**What the task requires**
Return the lines beginning at the one that contains "Convert this screenshot" and running to the end of the records, exactly and with nothing else. Omit pictures.
___ Data entries
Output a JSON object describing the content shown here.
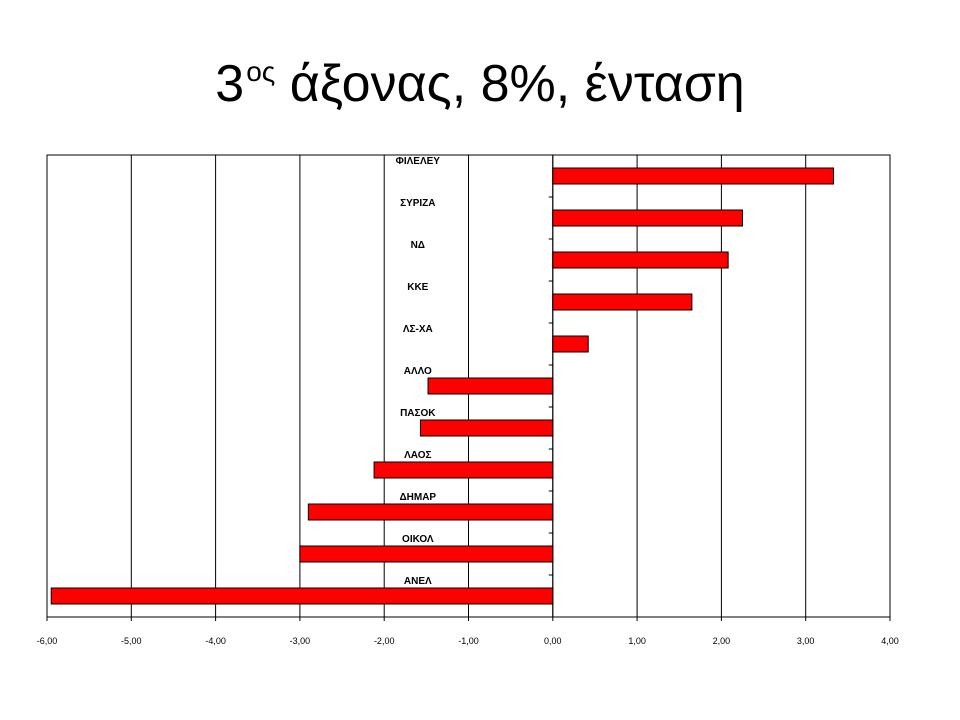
{
  "title": {
    "prefix": "3",
    "sup": "ος",
    "rest": " άξονας, 8%, ένταση"
  },
  "chart_data": {
    "type": "bar",
    "orientation": "horizontal",
    "title": "",
    "xlabel": "",
    "ylabel": "",
    "categories": [
      "ΦΙΛΕΛΕΥ",
      "ΣΥΡΙΖΑ",
      "ΝΔ",
      "ΚΚΕ",
      "ΛΣ-ΧΑ",
      "ΑΛΛΟ",
      "ΠΑΣΟΚ",
      "ΛΑΟΣ",
      "ΔΗΜΑΡ",
      "ΟΙΚΟΛ",
      "ΑΝΕΛ"
    ],
    "values": [
      3.33,
      2.25,
      2.08,
      1.65,
      0.42,
      -1.48,
      -1.57,
      -2.12,
      -2.9,
      -3.0,
      -5.95
    ],
    "xlim": [
      -6,
      4
    ],
    "x_ticks": [
      -6,
      -5,
      -4,
      -3,
      -2,
      -1,
      0,
      1,
      2,
      3,
      4
    ],
    "x_tick_labels": [
      "-6,00",
      "-5,00",
      "-4,00",
      "-3,00",
      "-2,00",
      "-1,00",
      "0,00",
      "1,00",
      "2,00",
      "3,00",
      "4,00"
    ],
    "grid": "vertical",
    "legend": "none",
    "bar_color": "#ff0000",
    "bar_edge_color": "#000000"
  }
}
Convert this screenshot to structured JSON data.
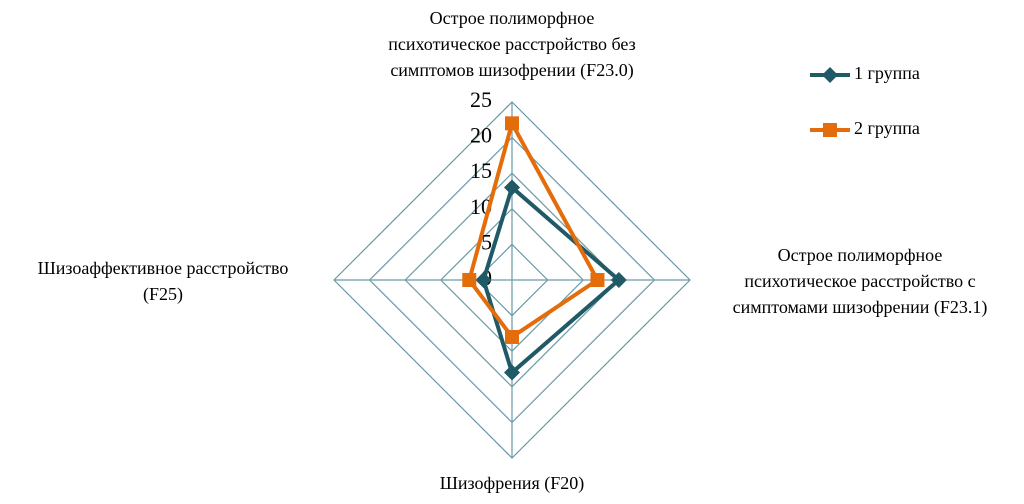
{
  "chart_data": {
    "type": "radar",
    "categories": [
      [
        "Острое полиморфное",
        "психотическое расстройство без",
        "симптомов шизофрении (F23.0)"
      ],
      [
        "Острое полиморфное",
        "психотическое расстройство с",
        "симптомами шизофрении (F23.1)"
      ],
      [
        "Шизофрения (F20)"
      ],
      [
        "Шизоаффективное расстройство",
        "(F25)"
      ]
    ],
    "series": [
      {
        "name": "1 группа",
        "color": "#215a67",
        "marker": "diamond",
        "values": [
          13,
          15,
          13,
          4
        ]
      },
      {
        "name": "2 группа",
        "color": "#e46c0a",
        "marker": "square",
        "values": [
          22,
          12,
          8,
          6
        ]
      }
    ],
    "ylim": [
      0,
      25
    ],
    "yticks": [
      0,
      5,
      10,
      15,
      20,
      25
    ],
    "grid": true,
    "legend": "right"
  }
}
______
**Written response**
Convert this screenshot to structured JSON data.
{
  "chart_data": {
    "type": "radar",
    "categories": [
      [
        "Острое полиморфное",
        "психотическое расстройство без",
        "симптомов шизофрении (F23.0)"
      ],
      [
        "Острое полиморфное",
        "психотическое расстройство с",
        "симптомами шизофрении (F23.1)"
      ],
      [
        "Шизофрения (F20)"
      ],
      [
        "Шизоаффективное расстройство",
        "(F25)"
      ]
    ],
    "series": [
      {
        "name": "1 группа",
        "color": "#215a67",
        "marker": "diamond",
        "values": [
          13,
          15,
          13,
          4
        ]
      },
      {
        "name": "2 группа",
        "color": "#e46c0a",
        "marker": "square",
        "values": [
          22,
          12,
          8,
          6
        ]
      }
    ],
    "ylim": [
      0,
      25
    ],
    "yticks": [
      0,
      5,
      10,
      15,
      20,
      25
    ],
    "grid": true,
    "legend": "right"
  }
}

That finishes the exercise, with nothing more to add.